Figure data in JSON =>
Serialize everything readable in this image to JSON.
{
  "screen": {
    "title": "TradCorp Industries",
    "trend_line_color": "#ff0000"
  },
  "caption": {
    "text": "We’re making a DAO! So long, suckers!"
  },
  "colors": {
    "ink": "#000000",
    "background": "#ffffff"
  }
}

WHAT THIS TASK INVOLVES => Please output every record, keeping each line exact.

COMPLETE OUTPUT =>
Serialize everything readable in this image to JSON.
{
  "screen": {
    "title": "TradCorp Industries",
    "trend_line_color": "#ff0000"
  },
  "caption": {
    "text": "We’re making a DAO! So long, suckers!"
  },
  "colors": {
    "ink": "#000000",
    "background": "#ffffff"
  }
}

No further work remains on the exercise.